=== Text ===
- - -
Why does (true > null) always return true in JavaScript?

Question

Can some tell me why the following code returns true in JavaScript?

console.log(true > null); //returns true

Answer 1

What's happening behind is that the relational operators ( > in this case) perform type coercion before doing the comparison. When doing the ToPrimitive, true gets coerced to a 1, and null to a 0. You can check details here of how the operators actually work here

Answer 2

The compare operator ">" forces both it's left and right side to be converted to numbers. Number(true) is 1, Number(null) is 0, so what is in the paranthesis is taken as "1>0", which is always true in result.

Answer 3

JavaScript does a lot of type coercion in the background and a lot of the results you'll find aren't useful (see http://wtfjs.com/).

In this case, true which is coerced as 1 is greater than null which is coerced to 0. Since 1 is greater than 0 the result is true.

If one of the operands is Boolean, the Boolean operand is converted to 1 if it is true and +0 if it is false.
- - -
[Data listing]
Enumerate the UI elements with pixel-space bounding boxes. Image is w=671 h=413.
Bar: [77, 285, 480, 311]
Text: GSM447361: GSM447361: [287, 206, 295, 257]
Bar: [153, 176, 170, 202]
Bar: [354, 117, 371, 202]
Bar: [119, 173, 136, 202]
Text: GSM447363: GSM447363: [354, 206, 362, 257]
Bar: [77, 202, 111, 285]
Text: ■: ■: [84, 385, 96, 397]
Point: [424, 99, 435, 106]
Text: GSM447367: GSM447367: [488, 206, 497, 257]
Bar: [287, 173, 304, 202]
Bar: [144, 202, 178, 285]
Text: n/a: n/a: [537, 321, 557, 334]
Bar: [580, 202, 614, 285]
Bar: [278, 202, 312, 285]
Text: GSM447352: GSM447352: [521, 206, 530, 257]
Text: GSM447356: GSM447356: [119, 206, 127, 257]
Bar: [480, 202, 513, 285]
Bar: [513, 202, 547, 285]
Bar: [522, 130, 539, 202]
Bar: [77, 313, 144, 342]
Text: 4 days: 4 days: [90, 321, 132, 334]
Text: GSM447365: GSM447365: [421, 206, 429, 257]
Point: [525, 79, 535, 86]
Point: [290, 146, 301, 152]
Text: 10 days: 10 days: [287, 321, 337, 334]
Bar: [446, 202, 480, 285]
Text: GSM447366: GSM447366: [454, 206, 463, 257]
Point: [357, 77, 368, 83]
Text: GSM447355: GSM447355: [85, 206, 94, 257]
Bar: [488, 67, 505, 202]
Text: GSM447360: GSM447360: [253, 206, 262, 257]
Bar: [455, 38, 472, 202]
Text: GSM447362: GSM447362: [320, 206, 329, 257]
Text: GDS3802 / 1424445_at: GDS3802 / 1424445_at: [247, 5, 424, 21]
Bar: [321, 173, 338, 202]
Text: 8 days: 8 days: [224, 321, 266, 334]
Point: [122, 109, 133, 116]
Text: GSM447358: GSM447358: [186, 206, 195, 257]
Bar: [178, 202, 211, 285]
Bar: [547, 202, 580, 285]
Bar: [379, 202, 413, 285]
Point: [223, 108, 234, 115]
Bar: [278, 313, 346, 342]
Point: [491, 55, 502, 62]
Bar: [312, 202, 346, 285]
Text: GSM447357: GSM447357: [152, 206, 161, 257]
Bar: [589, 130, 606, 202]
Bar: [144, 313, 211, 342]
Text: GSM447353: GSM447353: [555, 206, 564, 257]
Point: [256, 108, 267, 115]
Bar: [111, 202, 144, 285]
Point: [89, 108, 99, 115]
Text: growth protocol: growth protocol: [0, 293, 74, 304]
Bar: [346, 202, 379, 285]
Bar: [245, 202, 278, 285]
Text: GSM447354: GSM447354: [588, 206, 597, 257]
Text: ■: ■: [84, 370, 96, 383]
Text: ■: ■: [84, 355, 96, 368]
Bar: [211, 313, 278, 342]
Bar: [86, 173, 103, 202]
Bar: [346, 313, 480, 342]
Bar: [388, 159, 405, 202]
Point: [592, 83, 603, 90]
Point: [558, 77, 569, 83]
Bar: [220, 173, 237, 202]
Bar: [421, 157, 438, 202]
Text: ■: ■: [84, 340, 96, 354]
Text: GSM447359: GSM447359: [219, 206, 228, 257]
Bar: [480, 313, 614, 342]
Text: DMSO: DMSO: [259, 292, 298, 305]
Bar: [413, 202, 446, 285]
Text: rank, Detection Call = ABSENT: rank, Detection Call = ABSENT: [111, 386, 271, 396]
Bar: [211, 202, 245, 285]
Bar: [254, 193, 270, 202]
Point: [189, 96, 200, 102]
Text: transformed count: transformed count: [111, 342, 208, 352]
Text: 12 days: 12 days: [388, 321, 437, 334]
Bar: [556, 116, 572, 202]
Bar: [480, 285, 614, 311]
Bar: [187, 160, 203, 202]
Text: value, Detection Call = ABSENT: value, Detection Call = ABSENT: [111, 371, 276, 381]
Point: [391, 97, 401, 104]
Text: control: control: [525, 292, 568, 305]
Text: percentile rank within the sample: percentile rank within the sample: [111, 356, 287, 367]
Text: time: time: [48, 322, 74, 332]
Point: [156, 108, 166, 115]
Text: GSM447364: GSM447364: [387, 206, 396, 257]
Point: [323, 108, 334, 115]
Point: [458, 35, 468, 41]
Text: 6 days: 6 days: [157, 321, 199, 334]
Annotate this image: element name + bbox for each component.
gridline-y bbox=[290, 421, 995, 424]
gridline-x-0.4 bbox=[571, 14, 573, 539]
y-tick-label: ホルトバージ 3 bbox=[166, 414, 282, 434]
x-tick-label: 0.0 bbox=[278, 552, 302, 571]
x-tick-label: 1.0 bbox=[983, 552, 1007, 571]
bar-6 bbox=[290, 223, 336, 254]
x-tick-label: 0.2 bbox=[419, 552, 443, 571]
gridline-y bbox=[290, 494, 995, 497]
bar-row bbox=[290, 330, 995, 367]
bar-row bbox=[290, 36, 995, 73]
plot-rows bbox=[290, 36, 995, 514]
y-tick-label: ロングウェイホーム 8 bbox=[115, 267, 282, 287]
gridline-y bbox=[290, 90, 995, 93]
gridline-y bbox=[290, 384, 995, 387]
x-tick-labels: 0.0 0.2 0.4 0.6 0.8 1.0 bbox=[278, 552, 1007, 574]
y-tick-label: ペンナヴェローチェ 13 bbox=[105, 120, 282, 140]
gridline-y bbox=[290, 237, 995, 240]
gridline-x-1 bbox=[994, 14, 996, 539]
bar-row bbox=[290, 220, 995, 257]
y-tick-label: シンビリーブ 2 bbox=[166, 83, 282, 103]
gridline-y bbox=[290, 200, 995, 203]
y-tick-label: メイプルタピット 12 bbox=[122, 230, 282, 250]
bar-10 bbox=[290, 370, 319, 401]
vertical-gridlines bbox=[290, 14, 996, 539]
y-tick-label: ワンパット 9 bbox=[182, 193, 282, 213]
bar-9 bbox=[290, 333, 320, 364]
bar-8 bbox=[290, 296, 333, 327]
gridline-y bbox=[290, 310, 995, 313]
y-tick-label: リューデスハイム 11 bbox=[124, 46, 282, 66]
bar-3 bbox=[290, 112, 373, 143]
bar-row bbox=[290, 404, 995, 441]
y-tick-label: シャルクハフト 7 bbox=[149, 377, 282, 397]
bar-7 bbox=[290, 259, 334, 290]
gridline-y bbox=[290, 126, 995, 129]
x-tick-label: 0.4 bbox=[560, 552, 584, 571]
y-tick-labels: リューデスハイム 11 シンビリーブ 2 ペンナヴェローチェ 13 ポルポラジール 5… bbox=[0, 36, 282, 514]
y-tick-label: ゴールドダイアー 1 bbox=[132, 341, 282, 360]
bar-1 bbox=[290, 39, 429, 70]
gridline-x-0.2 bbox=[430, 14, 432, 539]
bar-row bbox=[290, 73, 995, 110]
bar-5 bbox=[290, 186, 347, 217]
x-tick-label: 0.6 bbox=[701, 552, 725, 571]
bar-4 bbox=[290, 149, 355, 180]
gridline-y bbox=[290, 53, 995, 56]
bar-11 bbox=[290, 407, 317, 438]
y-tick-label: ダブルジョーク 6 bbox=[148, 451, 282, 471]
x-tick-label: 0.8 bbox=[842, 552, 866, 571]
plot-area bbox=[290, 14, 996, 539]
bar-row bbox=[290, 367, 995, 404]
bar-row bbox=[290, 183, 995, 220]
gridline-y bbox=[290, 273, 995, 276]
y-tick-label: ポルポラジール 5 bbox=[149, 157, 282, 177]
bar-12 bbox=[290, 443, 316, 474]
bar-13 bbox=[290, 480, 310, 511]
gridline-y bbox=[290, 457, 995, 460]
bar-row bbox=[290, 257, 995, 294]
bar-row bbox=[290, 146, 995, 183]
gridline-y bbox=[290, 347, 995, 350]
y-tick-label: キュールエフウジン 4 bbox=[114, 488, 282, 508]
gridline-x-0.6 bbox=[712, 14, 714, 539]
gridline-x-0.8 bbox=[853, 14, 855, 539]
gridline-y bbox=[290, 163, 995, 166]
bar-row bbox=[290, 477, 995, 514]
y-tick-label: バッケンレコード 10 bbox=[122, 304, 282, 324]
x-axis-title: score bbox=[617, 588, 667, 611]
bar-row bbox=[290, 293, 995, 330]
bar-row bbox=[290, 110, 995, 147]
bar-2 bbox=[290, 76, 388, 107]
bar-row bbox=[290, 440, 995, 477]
- - -
=== Goals ===
1 - Can you reproduce the stretch of the JavaScript thread from "What's happening behind" through "result is true."?
2 - Answer these questions from the JavaScript thread:
(a) According to the first answer, what number does true get coerced to?
(b) Which operator does the second answer say forces both its left and right side to be converted to numbers?
(c) According to the last sentence, what is a Boolean operand converted to if it is false?
3 - Could you extend the JavaScript thread about why true > null returns true, starting after its last sentence?
The records can be left aside; nothing here depends on them.

=== Per-task answers ===
1 -
What's happening behind is that the relational operators ( > in this case) perform type coercion before doing the comparison. When doing the ToPrimitive, true gets coerced to a 1, and null to a 0. You can check details here of how the operators actually work here

Answer 2

The compare operator ">" forces both it's left and right side to be converted to numbers. Number(true) is 1, Number(null) is 0, so what is in the paranthesis is taken as "1>0", which is always true in result.

Answer 3

JavaScript does a lot of type coercion in the background and a lot of the results you'll find aren't useful (see http://wtfjs.com/).

In this case, true which is coerced as 1 is greater than null which is coerced to 0. Since 1 is greater than 0 the result is true.

2 -
(a) 1
(b) ">"
(c) +0

3 -
From the MDN.

Answer 4

The code is incorrect, you need to do:

console.log(true > typeof null);

Answer 5

They are converted to numbers, null gives 0 and true gives 1

http://ecma-international.org/ecma-262/5.1/#sec-11.8.5

If it is not the case that both Type(px) is String and Type(py) is String, then

1. Let nx be the result of calling ToNumber(px). Because px and py are primitive values evaluation order is not important.
2. Let ny be the result of calling ToNumber(py).

Number(null) //0
Number(true) //1

Answer 6

May be because true = 1 where null = 0

Answer 7

null is like false in this case, wich is 0 as a number. true is 1 as a number.

1 is bigger (>) than 0.